▶ _Direction_
Find each line containing the string "τριῶν". Copy it.

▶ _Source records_

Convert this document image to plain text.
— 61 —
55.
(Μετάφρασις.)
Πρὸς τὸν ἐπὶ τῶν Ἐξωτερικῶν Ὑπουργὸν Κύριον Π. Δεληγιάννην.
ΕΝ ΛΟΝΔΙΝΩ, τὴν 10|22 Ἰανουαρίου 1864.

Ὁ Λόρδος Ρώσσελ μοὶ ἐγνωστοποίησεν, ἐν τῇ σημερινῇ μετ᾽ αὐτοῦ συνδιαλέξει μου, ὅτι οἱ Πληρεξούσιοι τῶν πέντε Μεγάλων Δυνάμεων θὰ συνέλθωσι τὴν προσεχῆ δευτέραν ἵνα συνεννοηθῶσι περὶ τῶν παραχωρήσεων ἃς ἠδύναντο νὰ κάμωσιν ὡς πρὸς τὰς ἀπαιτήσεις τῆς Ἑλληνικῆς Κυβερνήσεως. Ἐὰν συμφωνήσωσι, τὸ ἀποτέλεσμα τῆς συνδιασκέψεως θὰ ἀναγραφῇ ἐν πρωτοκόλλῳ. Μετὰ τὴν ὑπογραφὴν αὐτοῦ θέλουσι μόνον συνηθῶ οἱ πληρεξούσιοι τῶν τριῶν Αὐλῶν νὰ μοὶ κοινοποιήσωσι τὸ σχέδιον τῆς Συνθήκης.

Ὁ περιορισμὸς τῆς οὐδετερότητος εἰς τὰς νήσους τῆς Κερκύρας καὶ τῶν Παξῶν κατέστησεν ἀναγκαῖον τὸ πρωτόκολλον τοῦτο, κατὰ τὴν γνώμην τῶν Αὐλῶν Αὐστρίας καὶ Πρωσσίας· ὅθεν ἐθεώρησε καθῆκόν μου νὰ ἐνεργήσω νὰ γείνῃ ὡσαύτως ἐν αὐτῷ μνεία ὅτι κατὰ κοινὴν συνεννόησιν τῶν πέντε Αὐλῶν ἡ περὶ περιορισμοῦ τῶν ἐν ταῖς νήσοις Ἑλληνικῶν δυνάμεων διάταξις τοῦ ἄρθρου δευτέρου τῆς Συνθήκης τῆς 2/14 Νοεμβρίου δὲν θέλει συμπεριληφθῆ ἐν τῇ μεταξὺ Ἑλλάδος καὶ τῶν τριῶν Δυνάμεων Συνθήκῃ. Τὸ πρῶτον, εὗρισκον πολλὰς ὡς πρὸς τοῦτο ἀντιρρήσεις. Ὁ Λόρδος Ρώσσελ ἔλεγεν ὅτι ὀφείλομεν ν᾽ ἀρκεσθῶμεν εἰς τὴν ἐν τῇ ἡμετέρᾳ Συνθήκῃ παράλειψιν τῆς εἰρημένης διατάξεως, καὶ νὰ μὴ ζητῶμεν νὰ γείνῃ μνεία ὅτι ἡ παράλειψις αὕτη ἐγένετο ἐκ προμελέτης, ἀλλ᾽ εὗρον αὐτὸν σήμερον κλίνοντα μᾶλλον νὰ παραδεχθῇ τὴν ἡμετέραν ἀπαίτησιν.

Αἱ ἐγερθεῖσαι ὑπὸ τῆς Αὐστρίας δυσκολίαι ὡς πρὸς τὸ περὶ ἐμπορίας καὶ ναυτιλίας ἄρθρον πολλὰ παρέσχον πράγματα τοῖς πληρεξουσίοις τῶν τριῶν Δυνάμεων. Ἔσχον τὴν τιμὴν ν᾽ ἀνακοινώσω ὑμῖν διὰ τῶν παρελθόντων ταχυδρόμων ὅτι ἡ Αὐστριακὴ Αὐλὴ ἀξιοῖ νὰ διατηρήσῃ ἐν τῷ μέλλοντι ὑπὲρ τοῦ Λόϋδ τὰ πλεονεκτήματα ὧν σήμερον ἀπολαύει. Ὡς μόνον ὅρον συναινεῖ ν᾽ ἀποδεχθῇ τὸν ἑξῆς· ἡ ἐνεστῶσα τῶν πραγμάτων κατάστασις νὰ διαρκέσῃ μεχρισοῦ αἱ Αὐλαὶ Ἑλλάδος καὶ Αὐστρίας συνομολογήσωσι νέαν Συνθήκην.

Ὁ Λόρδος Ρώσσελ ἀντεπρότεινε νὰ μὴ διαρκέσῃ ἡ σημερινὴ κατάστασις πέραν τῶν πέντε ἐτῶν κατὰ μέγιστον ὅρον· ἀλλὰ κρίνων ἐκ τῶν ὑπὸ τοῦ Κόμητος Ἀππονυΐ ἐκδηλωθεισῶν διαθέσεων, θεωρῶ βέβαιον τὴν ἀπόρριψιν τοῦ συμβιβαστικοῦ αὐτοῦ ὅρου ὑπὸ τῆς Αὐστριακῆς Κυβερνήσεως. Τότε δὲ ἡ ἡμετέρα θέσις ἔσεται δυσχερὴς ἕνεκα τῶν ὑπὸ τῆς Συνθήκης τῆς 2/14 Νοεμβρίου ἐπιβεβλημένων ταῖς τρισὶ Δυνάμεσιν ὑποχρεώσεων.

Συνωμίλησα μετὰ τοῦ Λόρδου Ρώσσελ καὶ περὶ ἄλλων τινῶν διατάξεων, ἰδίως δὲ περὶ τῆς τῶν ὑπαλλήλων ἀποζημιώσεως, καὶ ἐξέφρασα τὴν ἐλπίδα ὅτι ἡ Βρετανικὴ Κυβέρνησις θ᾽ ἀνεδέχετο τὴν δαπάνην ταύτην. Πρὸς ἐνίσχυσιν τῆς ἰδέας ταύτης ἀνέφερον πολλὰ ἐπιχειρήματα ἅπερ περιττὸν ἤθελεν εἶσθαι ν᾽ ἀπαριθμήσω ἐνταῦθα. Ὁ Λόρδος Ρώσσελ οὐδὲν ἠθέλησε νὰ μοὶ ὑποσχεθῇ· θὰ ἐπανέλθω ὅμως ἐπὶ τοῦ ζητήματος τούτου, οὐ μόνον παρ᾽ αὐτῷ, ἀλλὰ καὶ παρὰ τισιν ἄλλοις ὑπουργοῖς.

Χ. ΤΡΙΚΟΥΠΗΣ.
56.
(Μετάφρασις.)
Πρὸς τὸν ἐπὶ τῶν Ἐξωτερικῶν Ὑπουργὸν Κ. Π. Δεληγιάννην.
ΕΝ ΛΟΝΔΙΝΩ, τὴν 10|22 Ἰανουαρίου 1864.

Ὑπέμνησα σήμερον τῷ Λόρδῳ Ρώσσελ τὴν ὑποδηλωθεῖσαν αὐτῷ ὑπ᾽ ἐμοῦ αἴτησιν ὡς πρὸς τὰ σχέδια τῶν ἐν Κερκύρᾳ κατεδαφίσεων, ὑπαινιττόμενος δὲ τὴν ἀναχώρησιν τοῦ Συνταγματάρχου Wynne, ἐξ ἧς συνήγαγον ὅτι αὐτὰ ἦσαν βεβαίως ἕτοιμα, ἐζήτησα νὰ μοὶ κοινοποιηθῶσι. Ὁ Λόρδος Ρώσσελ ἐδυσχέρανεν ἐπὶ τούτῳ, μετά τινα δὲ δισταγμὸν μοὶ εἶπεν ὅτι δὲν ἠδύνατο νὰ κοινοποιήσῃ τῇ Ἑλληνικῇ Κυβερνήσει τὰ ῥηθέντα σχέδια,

▶ _Correct result_
Ὁ Λόρδος Ρώσσελ μοὶ ἐγνωστοποίησεν, ἐν τῇ σημερινῇ μετ᾽ αὐτοῦ συνδιαλέξει μου, ὅτι οἱ Πληρεξούσιοι τῶν πέντε Μεγάλων Δυνάμεων θὰ συνέλθωσι τὴν προσεχῆ δευτέραν ἵνα συνεννοηθῶσι περὶ τῶν παραχωρήσεων ἃς ἠδύναντο νὰ κάμωσιν ὡς πρὸς τὰς ἀπαιτήσεις τῆς Ἑλληνικῆς Κυβερνήσεως. Ἐὰν συμφωνήσωσι, τὸ ἀποτέλεσμα τῆς συνδιασκέψεως θὰ ἀναγραφῇ ἐν πρωτοκόλλῳ. Μετὰ τὴν ὑπογραφὴν αὐτοῦ θέλουσι μόνον συνηθῶ οἱ πληρεξούσιοι τῶν τριῶν Αὐλῶν νὰ μοὶ κοινοποιήσωσι τὸ σχέδιον τῆς Συνθήκης.
Ὁ περιορισμὸς τῆς οὐδετερότητος εἰς τὰς νήσους τῆς Κερκύρας καὶ τῶν Παξῶν κατέστησεν ἀναγκαῖον τὸ πρωτόκολλον τοῦτο, κατὰ τὴν γνώμην τῶν Αὐλῶν Αὐστρίας καὶ Πρωσσίας· ὅθεν ἐθεώρησε καθῆκόν μου νὰ ἐνεργήσω νὰ γείνῃ ὡσαύτως ἐν αὐτῷ μνεία ὅτι κατὰ κοινὴν συνεννόησιν τῶν πέντε Αὐλῶν ἡ περὶ περιορισμοῦ τῶν ἐν ταῖς νήσοις Ἑλληνικῶν δυνάμεων διάταξις τοῦ ἄρθρου δευτέρου τῆς Συνθήκης τῆς 2/14 Νοεμβρίου δὲν θέλει συμπεριληφθῆ ἐν τῇ μεταξὺ Ἑλλάδος καὶ τῶν τριῶν Δυνάμεων Συνθήκῃ. Τὸ πρῶτον, εὗρισκον πολλὰς ὡς πρὸς τοῦτο ἀντιρρήσεις. Ὁ Λόρδος Ρώσσελ ἔλεγεν ὅτι ὀφείλομεν ν᾽ ἀρκεσθῶμεν εἰς τὴν ἐν τῇ ἡμετέρᾳ Συνθήκῃ παράλειψιν τῆς εἰρημένης διατάξεως, καὶ νὰ μὴ ζητῶμεν νὰ γείνῃ μνεία ὅτι ἡ παράλειψις αὕτη ἐγένετο ἐκ προμελέτης, ἀλλ᾽ εὗρον αὐτὸν σήμερον κλίνοντα μᾶλλον νὰ παραδεχθῇ τὴν ἡμετέραν ἀπαίτησιν.
Αἱ ἐγερθεῖσαι ὑπὸ τῆς Αὐστρίας δυσκολίαι ὡς πρὸς τὸ περὶ ἐμπορίας καὶ ναυτιλίας ἄρθρον πολλὰ παρέσχον πράγματα τοῖς πληρεξουσίοις τῶν τριῶν Δυνάμεων. Ἔσχον τὴν τιμὴν ν᾽ ἀνακοινώσω ὑμῖν διὰ τῶν παρελθόντων ταχυδρόμων ὅτι ἡ Αὐστριακὴ Αὐλὴ ἀξιοῖ νὰ διατηρήσῃ ἐν τῷ μέλλοντι ὑπὲρ τοῦ Λόϋδ τὰ πλεονεκτήματα ὧν σήμερον ἀπολαύει. Ὡς μόνον ὅρον συναινεῖ ν᾽ ἀποδεχθῇ τὸν ἑξῆς· ἡ ἐνεστῶσα τῶν πραγμάτων κατάστασις νὰ διαρκέσῃ μεχρισοῦ αἱ Αὐλαὶ Ἑλλάδος καὶ Αὐστρίας συνομολογήσωσι νέαν Συνθήκην.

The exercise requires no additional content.